--- Start TEXT PROVIDED ---

I doubt that mirror images are going to be anywhere near as tanky as mongrels. That's irrelevant, though, as the wizard possesses many more passive defenses (through armors & passive/traits), strait forward, hard hitting nukes and on the pinch low cooldown crowd controls. The doctor, on the other hand, works with gimmickier skills that have shorter range and effects over time. Given the gameplay difference, I wouldn't say that a wizard is going to need summons in order to stay alive.
It makes sense, really. Where the wizard would blast everything to bits before she could be reached, the WD would use slower but as deadly damage over time or gimmickier (plague of toads comes to mind) skills to efficiently deal with foes. Most if not all of the WD's skills make more sense if there's something between you and the bad guys, and if there's something to hold them in place. Which is why there are so many options to summon stuff in the first place.
How about you both establish that this petty "this char will always need this" is completely pointless until the game come out hmm?
Theorycrafting is something I enjoy doing - I have a website dedicated to it, but you're not going to visit it because you have free will. When I don't want to read an argument, I don't.
Mage Slayer
28-11-2011, 15:53
That's still well beyond my original point, though - the fact that a unique skill "that to summon mongrels", is made not-so-unique by multiple runes & passives.
I addressed this point before but it was overlooked, so I'll try again.
Yes, there are few ways to summon zombie dogs beyond having the zombie dog skill. There are DH skills other than Grenades that use granades. Teleport can be runed to give Mirror Images. Every single skill and every single rune variant don't have to be totally unique.
Zombie dogs are a signature of the WD and it's perfectly reasonable for the devs to offer a couple of ways of obtaining them, just like Wizards can get Disintegrate via Archon.
But the skill itself remains paramount for two very simple reasons (the same reasons Archon doesn't invalidate Disintegrate)
1) You need the base skill to be sure you can use it whenever you want.
2) You need the base skill in order to rune the skill.
marshmallow
28-11-2011, 15:55
I'll take the easy route out, this time, and use the reciprocal argument: You haven't proved that they won't be necessary.

--- End TEXT PROVIDED ---

INSTRUCTIONS:
1. Using the forum discussion about game classes above, answer these questions:
(a) Which skill can be runed to give Mirror Images?
(b) Through what can Wizards get Disintegrate?
(c) Which skill comes to mind as an example of the WD's gimmickier skills?
2. Pick up the forum discussion about game classes after its final post, and write what comes next.

--- Start SOURCE MATERIAL ---

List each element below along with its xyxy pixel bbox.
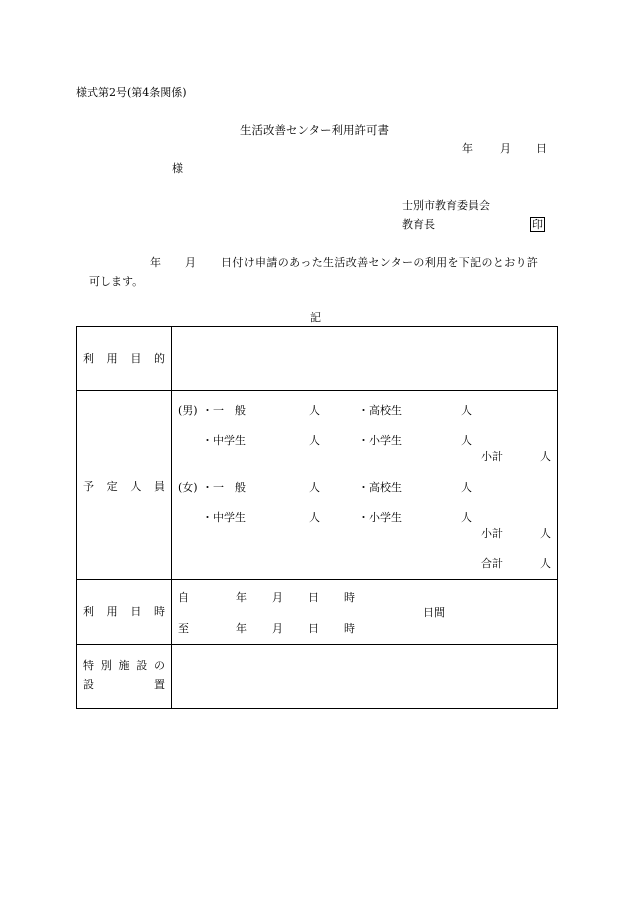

--- End SOURCE MATERIAL ---

ANSWER LIST:
1.
(a) Teleport
(b) Archon
(c) Plague of toads

2.
Fallacious reasoning detected.
But why would dogs be required when the WD has the most CC of any character? See: Wall of Zombies, Grasp of the Dead, Horrify, Mass Confusion, and even Medusa Spiders slow enemies by 60% (though it doesn't say for how long). I wouldn't be surprised if dogs are the easiest, cookie cutteriest build though (unless they're like earlier versions of necro skellies that just melt on higher difficulties).
As for the question of why so many skills make dogs pop out I think it's to synergize with the sacrifice skill. Dogs have a cooldown of 60 secs, so you if you want to do a lot of damage with sacrifice you need other sources of dogs besides the skill itself. The build would look something like this. (http://us.battle.net/d3/en/calculator/witch-doctor#bjQT!ebW!Zaaa)
Could work well because all the melee enemies would clump up to fight each other after you confuse them, then you cast Big Bad Voodoo over the action, then you start sacrificing dogs which could let more dogs out and continue into a giant chain reaction of explosions until everything is dead. The only question is if Big Bad Voodoo's "increase dmg of allies" counts for an exploding dog or not.
You could also maybe try to use the Gruesome Feast passive (+dmg from picking up globes) with other skills that increase the drop rate of globes (like a Golden in the dog skill).
ElementEight
28-11-2011, 19:49
But why would dogs be required when the WD has the most CC of any character? See: Wall of Zombies, Grasp of the Dead, Horrify, Mass Confusion, and even Medusa Spiders slow enemies by 60% (though it doesn't say for how long).
The issue I have with those is that they're either a) not hard cc's (ie fully incapacitating) or b) sport very long cooldowns. Both of these points are something that the non-summon counterpart, the wizard, does better, in addition to having more passive defensive skills to make up for the gaps.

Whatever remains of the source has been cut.